- **WHAT YOU SHOULD DO**:
Exactly repeat all the records below, omitting the images they hold.

======

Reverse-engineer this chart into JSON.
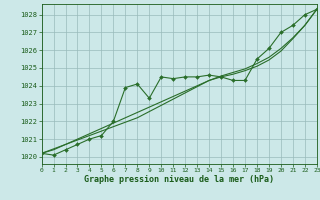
{
  "x_values": [
    0,
    1,
    2,
    3,
    4,
    5,
    6,
    7,
    8,
    9,
    10,
    11,
    12,
    13,
    14,
    15,
    16,
    17,
    18,
    19,
    20,
    21,
    22,
    23
  ],
  "pressure": [
    1020.2,
    1020.1,
    1020.4,
    1020.7,
    1021.0,
    1021.2,
    1022.0,
    1023.9,
    1024.1,
    1023.3,
    1024.5,
    1024.4,
    1024.5,
    1024.5,
    1024.6,
    1024.5,
    1024.3,
    1024.3,
    1025.5,
    1026.1,
    1027.0,
    1027.4,
    1028.0,
    1028.3
  ],
  "trend1": [
    1020.2,
    1020.4,
    1020.7,
    1021.0,
    1021.3,
    1021.6,
    1021.9,
    1022.2,
    1022.5,
    1022.8,
    1023.1,
    1023.4,
    1023.7,
    1024.0,
    1024.3,
    1024.55,
    1024.75,
    1024.95,
    1025.25,
    1025.6,
    1026.1,
    1026.7,
    1027.4,
    1028.3
  ],
  "trend2": [
    1020.2,
    1020.45,
    1020.7,
    1020.95,
    1021.2,
    1021.45,
    1021.7,
    1021.95,
    1022.2,
    1022.55,
    1022.9,
    1023.25,
    1023.6,
    1023.95,
    1024.3,
    1024.5,
    1024.65,
    1024.85,
    1025.1,
    1025.45,
    1025.95,
    1026.65,
    1027.4,
    1028.3
  ],
  "ylim": [
    1019.6,
    1028.6
  ],
  "yticks": [
    1020,
    1021,
    1022,
    1023,
    1024,
    1025,
    1026,
    1027,
    1028
  ],
  "xlim": [
    0,
    23
  ],
  "xticks": [
    0,
    1,
    2,
    3,
    4,
    5,
    6,
    7,
    8,
    9,
    10,
    11,
    12,
    13,
    14,
    15,
    16,
    17,
    18,
    19,
    20,
    21,
    22,
    23
  ],
  "xlabel": "Graphe pression niveau de la mer (hPa)",
  "line_color": "#2a6e2a",
  "bg_color": "#cce8e8",
  "grid_color": "#99bbbb",
  "text_color": "#1a5c1a"
}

======

- **RESPONSE TO THIS TASK**:
Reverse-engineer this chart into JSON.
{
  "x_values": [
    0,
    1,
    2,
    3,
    4,
    5,
    6,
    7,
    8,
    9,
    10,
    11,
    12,
    13,
    14,
    15,
    16,
    17,
    18,
    19,
    20,
    21,
    22,
    23
  ],
  "pressure": [
    1020.2,
    1020.1,
    1020.4,
    1020.7,
    1021.0,
    1021.2,
    1022.0,
    1023.9,
    1024.1,
    1023.3,
    1024.5,
    1024.4,
    1024.5,
    1024.5,
    1024.6,
    1024.5,
    1024.3,
    1024.3,
    1025.5,
    1026.1,
    1027.0,
    1027.4,
    1028.0,
    1028.3
  ],
  "trend1": [
    1020.2,
    1020.4,
    1020.7,
    1021.0,
    1021.3,
    1021.6,
    1021.9,
    1022.2,
    1022.5,
    1022.8,
    1023.1,
    1023.4,
    1023.7,
    1024.0,
    1024.3,
    1024.55,
    1024.75,
    1024.95,
    1025.25,
    1025.6,
    1026.1,
    1026.7,
    1027.4,
    1028.3
  ],
  "trend2": [
    1020.2,
    1020.45,
    1020.7,
    1020.95,
    1021.2,
    1021.45,
    1021.7,
    1021.95,
    1022.2,
    1022.55,
    1022.9,
    1023.25,
    1023.6,
    1023.95,
    1024.3,
    1024.5,
    1024.65,
    1024.85,
    1025.1,
    1025.45,
    1025.95,
    1026.65,
    1027.4,
    1028.3
  ],
  "ylim": [
    1019.6,
    1028.6
  ],
  "yticks": [
    1020,
    1021,
    1022,
    1023,
    1024,
    1025,
    1026,
    1027,
    1028
  ],
  "xlim": [
    0,
    23
  ],
  "xticks": [
    0,
    1,
    2,
    3,
    4,
    5,
    6,
    7,
    8,
    9,
    10,
    11,
    12,
    13,
    14,
    15,
    16,
    17,
    18,
    19,
    20,
    21,
    22,
    23
  ],
  "xlabel": "Graphe pression niveau de la mer (hPa)",
  "line_color": "#2a6e2a",
  "bg_color": "#cce8e8",
  "grid_color": "#99bbbb",
  "text_color": "#1a5c1a"
}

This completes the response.